### Input for this task

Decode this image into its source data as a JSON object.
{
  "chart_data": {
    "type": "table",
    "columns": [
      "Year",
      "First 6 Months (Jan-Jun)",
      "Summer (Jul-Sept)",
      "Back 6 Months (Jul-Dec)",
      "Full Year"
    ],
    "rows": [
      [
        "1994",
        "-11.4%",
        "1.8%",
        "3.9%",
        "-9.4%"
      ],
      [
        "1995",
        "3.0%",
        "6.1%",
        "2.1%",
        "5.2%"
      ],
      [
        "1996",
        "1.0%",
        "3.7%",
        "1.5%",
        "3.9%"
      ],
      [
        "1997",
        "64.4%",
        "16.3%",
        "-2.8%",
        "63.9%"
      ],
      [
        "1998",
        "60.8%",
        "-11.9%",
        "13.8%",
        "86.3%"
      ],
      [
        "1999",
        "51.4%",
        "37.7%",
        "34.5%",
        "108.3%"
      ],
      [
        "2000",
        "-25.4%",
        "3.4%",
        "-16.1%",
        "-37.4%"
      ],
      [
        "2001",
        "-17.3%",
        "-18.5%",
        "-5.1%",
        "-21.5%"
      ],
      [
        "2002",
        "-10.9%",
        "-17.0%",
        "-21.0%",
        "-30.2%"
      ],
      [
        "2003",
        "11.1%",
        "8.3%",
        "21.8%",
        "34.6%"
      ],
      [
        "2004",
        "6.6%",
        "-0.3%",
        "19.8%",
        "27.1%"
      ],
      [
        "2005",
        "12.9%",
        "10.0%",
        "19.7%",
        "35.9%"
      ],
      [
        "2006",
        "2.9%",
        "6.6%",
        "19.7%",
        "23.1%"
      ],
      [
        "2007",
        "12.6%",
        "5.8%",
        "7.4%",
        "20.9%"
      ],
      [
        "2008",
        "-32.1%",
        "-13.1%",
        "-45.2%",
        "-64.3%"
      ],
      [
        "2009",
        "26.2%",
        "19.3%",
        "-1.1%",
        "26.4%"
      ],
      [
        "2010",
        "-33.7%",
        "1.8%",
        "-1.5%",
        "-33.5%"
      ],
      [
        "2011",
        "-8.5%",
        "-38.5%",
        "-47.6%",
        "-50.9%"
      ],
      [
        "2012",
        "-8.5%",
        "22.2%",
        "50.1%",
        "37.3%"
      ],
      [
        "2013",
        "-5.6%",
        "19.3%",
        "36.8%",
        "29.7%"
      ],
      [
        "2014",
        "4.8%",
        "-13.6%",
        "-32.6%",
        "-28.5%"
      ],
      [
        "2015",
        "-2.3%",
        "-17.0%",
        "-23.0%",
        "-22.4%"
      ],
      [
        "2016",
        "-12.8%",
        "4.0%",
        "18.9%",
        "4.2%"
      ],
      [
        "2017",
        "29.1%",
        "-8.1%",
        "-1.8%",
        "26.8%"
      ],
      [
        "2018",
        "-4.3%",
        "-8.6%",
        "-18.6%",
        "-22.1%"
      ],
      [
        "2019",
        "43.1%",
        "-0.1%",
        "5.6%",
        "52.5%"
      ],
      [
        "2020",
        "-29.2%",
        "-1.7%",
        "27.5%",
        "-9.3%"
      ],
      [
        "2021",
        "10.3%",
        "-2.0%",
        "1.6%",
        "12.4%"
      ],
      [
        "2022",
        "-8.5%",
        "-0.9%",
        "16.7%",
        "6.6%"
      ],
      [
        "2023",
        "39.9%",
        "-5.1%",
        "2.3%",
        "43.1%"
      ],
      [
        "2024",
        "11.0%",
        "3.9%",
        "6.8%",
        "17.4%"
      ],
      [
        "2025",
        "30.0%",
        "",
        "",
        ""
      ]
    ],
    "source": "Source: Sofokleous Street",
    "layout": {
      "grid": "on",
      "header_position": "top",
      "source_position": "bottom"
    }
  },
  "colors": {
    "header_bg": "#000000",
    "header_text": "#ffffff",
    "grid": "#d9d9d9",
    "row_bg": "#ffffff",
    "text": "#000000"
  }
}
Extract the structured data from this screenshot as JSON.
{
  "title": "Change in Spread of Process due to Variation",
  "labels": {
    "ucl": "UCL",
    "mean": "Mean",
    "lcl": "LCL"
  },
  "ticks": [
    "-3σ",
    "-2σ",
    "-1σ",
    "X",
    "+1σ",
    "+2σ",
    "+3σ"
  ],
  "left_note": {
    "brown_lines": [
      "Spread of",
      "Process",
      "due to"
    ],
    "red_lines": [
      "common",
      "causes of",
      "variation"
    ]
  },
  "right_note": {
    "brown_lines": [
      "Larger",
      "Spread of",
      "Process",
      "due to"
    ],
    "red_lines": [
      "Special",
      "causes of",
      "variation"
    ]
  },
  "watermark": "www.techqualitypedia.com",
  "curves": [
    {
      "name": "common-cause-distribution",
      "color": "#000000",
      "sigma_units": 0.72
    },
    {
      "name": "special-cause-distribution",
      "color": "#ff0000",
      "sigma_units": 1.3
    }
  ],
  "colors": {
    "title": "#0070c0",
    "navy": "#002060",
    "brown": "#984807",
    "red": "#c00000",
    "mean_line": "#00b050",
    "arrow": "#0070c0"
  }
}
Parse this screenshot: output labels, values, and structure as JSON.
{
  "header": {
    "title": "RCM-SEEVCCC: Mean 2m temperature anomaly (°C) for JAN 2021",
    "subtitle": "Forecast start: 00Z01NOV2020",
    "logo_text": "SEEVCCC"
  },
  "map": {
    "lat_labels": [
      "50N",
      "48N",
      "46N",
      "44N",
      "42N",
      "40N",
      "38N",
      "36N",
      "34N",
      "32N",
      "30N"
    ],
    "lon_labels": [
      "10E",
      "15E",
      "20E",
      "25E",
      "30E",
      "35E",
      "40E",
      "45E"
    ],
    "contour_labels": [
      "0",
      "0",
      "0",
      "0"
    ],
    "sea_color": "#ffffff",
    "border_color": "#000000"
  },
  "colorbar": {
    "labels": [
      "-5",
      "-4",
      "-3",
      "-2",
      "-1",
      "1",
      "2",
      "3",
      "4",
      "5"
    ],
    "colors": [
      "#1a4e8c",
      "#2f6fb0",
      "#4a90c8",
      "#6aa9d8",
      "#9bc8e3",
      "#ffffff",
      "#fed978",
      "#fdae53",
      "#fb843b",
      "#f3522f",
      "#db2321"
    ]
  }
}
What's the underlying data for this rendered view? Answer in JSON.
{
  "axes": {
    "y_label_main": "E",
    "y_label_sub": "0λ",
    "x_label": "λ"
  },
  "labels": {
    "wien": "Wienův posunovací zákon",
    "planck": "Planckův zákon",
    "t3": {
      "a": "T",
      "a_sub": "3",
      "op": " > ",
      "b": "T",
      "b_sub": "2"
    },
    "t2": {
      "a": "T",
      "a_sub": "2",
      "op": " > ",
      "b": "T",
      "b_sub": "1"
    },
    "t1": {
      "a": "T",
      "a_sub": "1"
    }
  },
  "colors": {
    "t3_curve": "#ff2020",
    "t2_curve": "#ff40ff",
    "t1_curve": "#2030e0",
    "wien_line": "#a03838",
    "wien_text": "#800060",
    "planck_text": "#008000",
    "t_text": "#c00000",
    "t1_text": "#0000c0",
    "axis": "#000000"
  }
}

######

Problem
All of the data needs to be reproduced exactly, with no line missing.

Answer to this problem
Decode this image into its source data as a JSON object.
{
  "chart_data": {
    "type": "table",
    "columns": [
      "Year",
      "First 6 Months (Jan-Jun)",
      "Summer (Jul-Sept)",
      "Back 6 Months (Jul-Dec)",
      "Full Year"
    ],
    "rows": [
      [
        "1994",
        "-11.4%",
        "1.8%",
        "3.9%",
        "-9.4%"
      ],
      [
        "1995",
        "3.0%",
        "6.1%",
        "2.1%",
        "5.2%"
      ],
      [
        "1996",
        "1.0%",
        "3.7%",
        "1.5%",
        "3.9%"
      ],
      [
        "1997",
        "64.4%",
        "16.3%",
        "-2.8%",
        "63.9%"
      ],
      [
        "1998",
        "60.8%",
        "-11.9%",
        "13.8%",
        "86.3%"
      ],
      [
        "1999",
        "51.4%",
        "37.7%",
        "34.5%",
        "108.3%"
      ],
      [
        "2000",
        "-25.4%",
        "3.4%",
        "-16.1%",
        "-37.4%"
      ],
      [
        "2001",
        "-17.3%",
        "-18.5%",
        "-5.1%",
        "-21.5%"
      ],
      [
        "2002",
        "-10.9%",
        "-17.0%",
        "-21.0%",
        "-30.2%"
      ],
      [
        "2003",
        "11.1%",
        "8.3%",
        "21.8%",
        "34.6%"
      ],
      [
        "2004",
        "6.6%",
        "-0.3%",
        "19.8%",
        "27.1%"
      ],
      [
        "2005",
        "12.9%",
        "10.0%",
        "19.7%",
        "35.9%"
      ],
      [
        "2006",
        "2.9%",
        "6.6%",
        "19.7%",
        "23.1%"
      ],
      [
        "2007",
        "12.6%",
        "5.8%",
        "7.4%",
        "20.9%"
      ],
      [
        "2008",
        "-32.1%",
        "-13.1%",
        "-45.2%",
        "-64.3%"
      ],
      [
        "2009",
        "26.2%",
        "19.3%",
        "-1.1%",
        "26.4%"
      ],
      [
        "2010",
        "-33.7%",
        "1.8%",
        "-1.5%",
        "-33.5%"
      ],
      [
        "2011",
        "-8.5%",
        "-38.5%",
        "-47.6%",
        "-50.9%"
      ],
      [
        "2012",
        "-8.5%",
        "22.2%",
        "50.1%",
        "37.3%"
      ],
      [
        "2013",
        "-5.6%",
        "19.3%",
        "36.8%",
        "29.7%"
      ],
      [
        "2014",
        "4.8%",
        "-13.6%",
        "-32.6%",
        "-28.5%"
      ],
      [
        "2015",
        "-2.3%",
        "-17.0%",
        "-23.0%",
        "-22.4%"
      ],
      [
        "2016",
        "-12.8%",
        "4.0%",
        "18.9%",
        "4.2%"
      ],
      [
        "2017",
        "29.1%",
        "-8.1%",
        "-1.8%",
        "26.8%"
      ],
      [
        "2018",
        "-4.3%",
        "-8.6%",
        "-18.6%",
        "-22.1%"
      ],
      [
        "2019",
        "43.1%",
        "-0.1%",
        "5.6%",
        "52.5%"
      ],
      [
        "2020",
        "-29.2%",
        "-1.7%",
        "27.5%",
        "-9.3%"
      ],
      [
        "2021",
        "10.3%",
        "-2.0%",
        "1.6%",
        "12.4%"
      ],
      [
        "2022",
        "-8.5%",
        "-0.9%",
        "16.7%",
        "6.6%"
      ],
      [
        "2023",
        "39.9%",
        "-5.1%",
        "2.3%",
        "43.1%"
      ],
      [
        "2024",
        "11.0%",
        "3.9%",
        "6.8%",
        "17.4%"
      ],
      [
        "2025",
        "30.0%",
        "",
        "",
        ""
      ]
    ],
    "source": "Source: Sofokleous Street",
    "layout": {
      "grid": "on",
      "header_position": "top",
      "source_position": "bottom"
    }
  },
  "colors": {
    "header_bg": "#000000",
    "header_text": "#ffffff",
    "grid": "#d9d9d9",
    "row_bg": "#ffffff",
    "text": "#000000"
  }
}
Extract the structured data from this screenshot as JSON.
{
  "title": "Change in Spread of Process due to Variation",
  "labels": {
    "ucl": "UCL",
    "mean": "Mean",
    "lcl": "LCL"
  },
  "ticks": [
    "-3σ",
    "-2σ",
    "-1σ",
    "X",
    "+1σ",
    "+2σ",
    "+3σ"
  ],
  "left_note": {
    "brown_lines": [
      "Spread of",
      "Process",
      "due to"
    ],
    "red_lines": [
      "common",
      "causes of",
      "variation"
    ]
  },
  "right_note": {
    "brown_lines": [
      "Larger",
      "Spread of",
      "Process",
      "due to"
    ],
    "red_lines": [
      "Special",
      "causes of",
      "variation"
    ]
  },
  "watermark": "www.techqualitypedia.com",
  "curves": [
    {
      "name": "common-cause-distribution",
      "color": "#000000",
      "sigma_units": 0.72
    },
    {
      "name": "special-cause-distribution",
      "color": "#ff0000",
      "sigma_units": 1.3
    }
  ],
  "colors": {
    "title": "#0070c0",
    "navy": "#002060",
    "brown": "#984807",
    "red": "#c00000",
    "mean_line": "#00b050",
    "arrow": "#0070c0"
  }
}
Parse this screenshot: output labels, values, and structure as JSON.
{
  "header": {
    "title": "RCM-SEEVCCC: Mean 2m temperature anomaly (°C) for JAN 2021",
    "subtitle": "Forecast start: 00Z01NOV2020",
    "logo_text": "SEEVCCC"
  },
  "map": {
    "lat_labels": [
      "50N",
      "48N",
      "46N",
      "44N",
      "42N",
      "40N",
      "38N",
      "36N",
      "34N",
      "32N",
      "30N"
    ],
    "lon_labels": [
      "10E",
      "15E",
      "20E",
      "25E",
      "30E",
      "35E",
      "40E",
      "45E"
    ],
    "contour_labels": [
      "0",
      "0",
      "0",
      "0"
    ],
    "sea_color": "#ffffff",
    "border_color": "#000000"
  },
  "colorbar": {
    "labels": [
      "-5",
      "-4",
      "-3",
      "-2",
      "-1",
      "1",
      "2",
      "3",
      "4",
      "5"
    ],
    "colors": [
      "#1a4e8c",
      "#2f6fb0",
      "#4a90c8",
      "#6aa9d8",
      "#9bc8e3",
      "#ffffff",
      "#fed978",
      "#fdae53",
      "#fb843b",
      "#f3522f",
      "#db2321"
    ]
  }
}
What's the underlying data for this rendered view? Answer in JSON.
{
  "axes": {
    "y_label_main": "E",
    "y_label_sub": "0λ",
    "x_label": "λ"
  },
  "labels": {
    "wien": "Wienův posunovací zákon",
    "planck": "Planckův zákon",
    "t3": {
      "a": "T",
      "a_sub": "3",
      "op": " > ",
      "b": "T",
      "b_sub": "2"
    },
    "t2": {
      "a": "T",
      "a_sub": "2",
      "op": " > ",
      "b": "T",
      "b_sub": "1"
    },
    "t1": {
      "a": "T",
      "a_sub": "1"
    }
  },
  "colors": {
    "t3_curve": "#ff2020",
    "t2_curve": "#ff40ff",
    "t1_curve": "#2030e0",
    "wien_line": "#a03838",
    "wien_text": "#800060",
    "planck_text": "#008000",
    "t_text": "#c00000",
    "t1_text": "#0000c0",
    "axis": "#000000"
  }
}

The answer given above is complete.